Aim 1: Name the alternative languages that the BabelStream text says the project has implementations in.
Aim 2: Write the next part of the BabelStream description, starting right after its final sentence.

Text shown:
•••

Measure memory transfer rates to/from global device memory on GPUs. This benchmark is similar in spirit, and based on, the STREAM benchmark [1] for CPUs.

Unlike other GPU memory bandwidth benchmarks this does not include the PCIe transfer time.

There are multiple implementations of this benchmark in a variety of programming models.

This code was previously called GPU-STREAM.

Programming Models
How is this different to STREAM?
Building
- CMake
- GNU Make (removed)
Results
Contributing
Citing
- Other BabelStream publications

Programming Models

BabelStream is currently implemented in the following parallel programming models, listed in no particular order:

OpenCL
CUDA
HIP
OpenACC
OpenMP 3 and 4.5
C++ Parallel STL
Kokkos
RAJA
SYCL and SYCL 2020
TBB
Thrust (via CUDA or HIP)

This project also contains implementations in alternative languages with different build systems:

Julia - JuliaStream.jl
Java - java-stream
Scala - scala-stream
Rust - rust-stream

How is this different to STREAM?

BabelStream implements the four main kernels of the STREAM benchmark (along with a dot product), but by utilising different programming models expands the platforms which the code can run beyond CPUs.

The key differences from STREAM are that:

the arrays are allocated on the heap
the problem size is unknown at compile time
wider platform and programming model support

With stack arrays of known size at compile time, the compiler is able to align data and issue optimal instructions (such as non-temporal stores, remove peel/remainder vectorisation loops, etc.). But this information is not typically available in real HPC codes today, where the problem size is read from the user at runtime.

BabelStream therefore provides a measure of what memory bandwidth performance can be attained (by a particular programming model) if you follow today's best parallel programming best practice.

•••

Data excerpt:
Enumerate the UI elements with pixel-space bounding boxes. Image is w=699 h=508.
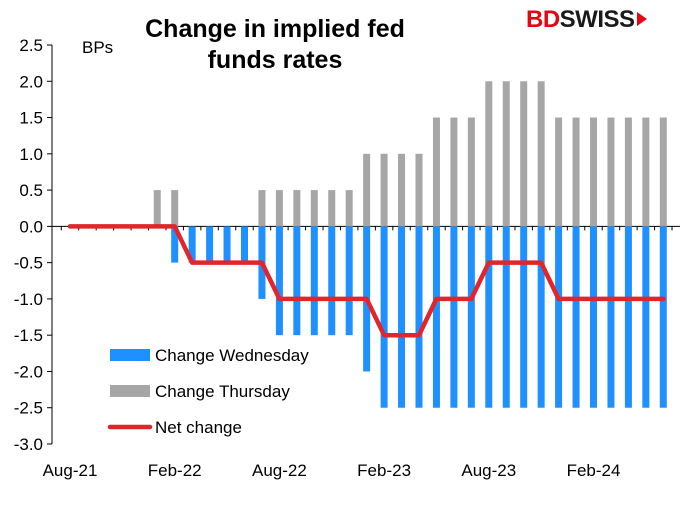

•••

Written response 1: Julia, Java, Scala, Rust

Written response 2:
BabelStream also includes the nstream kernel from the Parallel Research Kernels (PRK) project, available on GitHub. Details about PRK can be found in the following references:

Van der Wijngaart, Rob F., and Timothy G. Mattson. The parallel research kernels. IEEE High Performance Extreme Computing Conference (HPEC). IEEE, 2014.
R. F. Van der Wijngaart, A. Kayi, J. R. Hammond, G. Jost, T. St. John, S. Sridharan, T. G. Mattson, J. Abercrombie, and J. Nelson. Comparing runtime systems with exascale ambitions using the Parallel Research Kernels. ISC 2016, DOI: 10.1007/978-3-319-41321-1_17.
Jeff R. Hammond and Timothy G. Mattson. Evaluating data parallelism in C++ using the Parallel Research Kernels. IWOCL 2019, DOI: 10.1145/3318170.3318192.

Building

Drivers, compiler and software applicable to whichever implementation you would like to build against is required.

CMake

The project supports building with CMake >= 3.13.0, which can be installed without root via the official script.

Each BabelStream implementation (programming model) is built as follows:

$ cd babelstream

# configure the build, build type defaults to Release
# The -DMODEL flag is required
$ cmake -Bbuild -H. -DMODEL=<model> <model specific flags prefixed with -D...>

# compile
$ cmake --build build

# run executables in ./build
$ ./build/<model>-stream

The MODEL option selects one implementation of BabelStream to build. The source for each model's implementations are located in ./src/<model>.

Currently available models are:

omp;ocl;std;std20;hip;cuda;kokkos;sycl;sycl2020;acc;raja;tbb;thrust

Overriding default flags

By default, we have defined a set of optimal flags for known HPC compilers. There are assigned those to RELEASE_FLAGS, and you can override them if required.

To find out what flag each model supports or requires, simply configure while only specifying the model. For example:

> cd babelstream
> cmake -Bbuild -H. -DMODEL=ocl 
...
- Common Release flags are `-O3`, set RELEASE_FLAGS to override
-- CXX_EXTRA_FLAGS: 
        Appends to common compile flags. These will be used at link phase at well.
        To use separate flags at link time, set `CXX_EXTRA_LINKER_FLAGS`
-- CXX_EXTRA_LINK_FLAGS: 
        Appends to link flags which appear *before* the objects.
        Do not use this for linking libraries, as the link line is order-dependent
-- CXX_EXTRA_LIBRARIES: 
        Append to link flags which appears *after* the objects.
        Use this for linking extra libraries (e.g `-lmylib`, or simply `mylib`) 
-- CXX_EXTRA_LINKER_FLAGS: 
        Append to linker flags (i.e GCC's `-Wl` or equivalent)
-- Available models:  omp;ocl;std;std20;hip;cuda;kokkos;sycl;acc;raja;tbb
-- Selected model  :  ocl
-- Supported flags:

   CMAKE_CXX_COMPILER (optional, default=c++): Any CXX compiler that is supported by CMake detection
   OpenCL_LIBRARY (optional, default=): Path to OpenCL library, usually called libOpenCL.so
...

Alternatively, refer to the CI script, which test-compiles most of the models, and see which flags are used there.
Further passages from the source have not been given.